• **WRITTEN EXERCISE**: Repeat the data verbatim.

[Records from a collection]
>>
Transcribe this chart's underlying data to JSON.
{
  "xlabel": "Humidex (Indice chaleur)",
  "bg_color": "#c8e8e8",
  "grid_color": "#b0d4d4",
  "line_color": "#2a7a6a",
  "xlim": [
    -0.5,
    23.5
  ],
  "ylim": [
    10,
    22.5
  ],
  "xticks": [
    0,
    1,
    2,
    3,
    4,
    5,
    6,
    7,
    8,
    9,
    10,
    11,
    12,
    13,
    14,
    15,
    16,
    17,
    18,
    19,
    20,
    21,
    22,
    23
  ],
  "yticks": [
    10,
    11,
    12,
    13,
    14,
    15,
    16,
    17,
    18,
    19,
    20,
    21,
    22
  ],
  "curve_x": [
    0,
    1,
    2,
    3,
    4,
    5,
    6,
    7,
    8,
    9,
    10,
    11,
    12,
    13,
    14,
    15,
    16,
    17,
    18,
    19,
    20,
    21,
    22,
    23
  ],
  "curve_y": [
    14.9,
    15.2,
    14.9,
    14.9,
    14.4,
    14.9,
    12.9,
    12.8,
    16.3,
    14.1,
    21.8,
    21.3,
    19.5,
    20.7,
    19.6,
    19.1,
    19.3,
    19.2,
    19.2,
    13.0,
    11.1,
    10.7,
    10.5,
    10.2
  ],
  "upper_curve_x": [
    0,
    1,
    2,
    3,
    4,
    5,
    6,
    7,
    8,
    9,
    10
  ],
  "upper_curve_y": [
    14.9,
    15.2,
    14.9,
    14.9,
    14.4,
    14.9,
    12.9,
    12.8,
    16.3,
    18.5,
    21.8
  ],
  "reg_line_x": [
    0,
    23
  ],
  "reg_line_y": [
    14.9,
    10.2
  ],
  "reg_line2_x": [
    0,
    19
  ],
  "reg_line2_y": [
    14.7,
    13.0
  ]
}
<<
• **RIGHT ANSWER**:
Transcribe this chart's underlying data to JSON.
{
  "xlabel": "Humidex (Indice chaleur)",
  "bg_color": "#c8e8e8",
  "grid_color": "#b0d4d4",
  "line_color": "#2a7a6a",
  "xlim": [
    -0.5,
    23.5
  ],
  "ylim": [
    10,
    22.5
  ],
  "xticks": [
    0,
    1,
    2,
    3,
    4,
    5,
    6,
    7,
    8,
    9,
    10,
    11,
    12,
    13,
    14,
    15,
    16,
    17,
    18,
    19,
    20,
    21,
    22,
    23
  ],
  "yticks": [
    10,
    11,
    12,
    13,
    14,
    15,
    16,
    17,
    18,
    19,
    20,
    21,
    22
  ],
  "curve_x": [
    0,
    1,
    2,
    3,
    4,
    5,
    6,
    7,
    8,
    9,
    10,
    11,
    12,
    13,
    14,
    15,
    16,
    17,
    18,
    19,
    20,
    21,
    22,
    23
  ],
  "curve_y": [
    14.9,
    15.2,
    14.9,
    14.9,
    14.4,
    14.9,
    12.9,
    12.8,
    16.3,
    14.1,
    21.8,
    21.3,
    19.5,
    20.7,
    19.6,
    19.1,
    19.3,
    19.2,
    19.2,
    13.0,
    11.1,
    10.7,
    10.5,
    10.2
  ],
  "upper_curve_x": [
    0,
    1,
    2,
    3,
    4,
    5,
    6,
    7,
    8,
    9,
    10
  ],
  "upper_curve_y": [
    14.9,
    15.2,
    14.9,
    14.9,
    14.4,
    14.9,
    12.9,
    12.8,
    16.3,
    18.5,
    21.8
  ],
  "reg_line_x": [
    0,
    23
  ],
  "reg_line_y": [
    14.9,
    10.2
  ],
  "reg_line2_x": [
    0,
    19
  ],
  "reg_line2_y": [
    14.7,
    13.0
  ]
}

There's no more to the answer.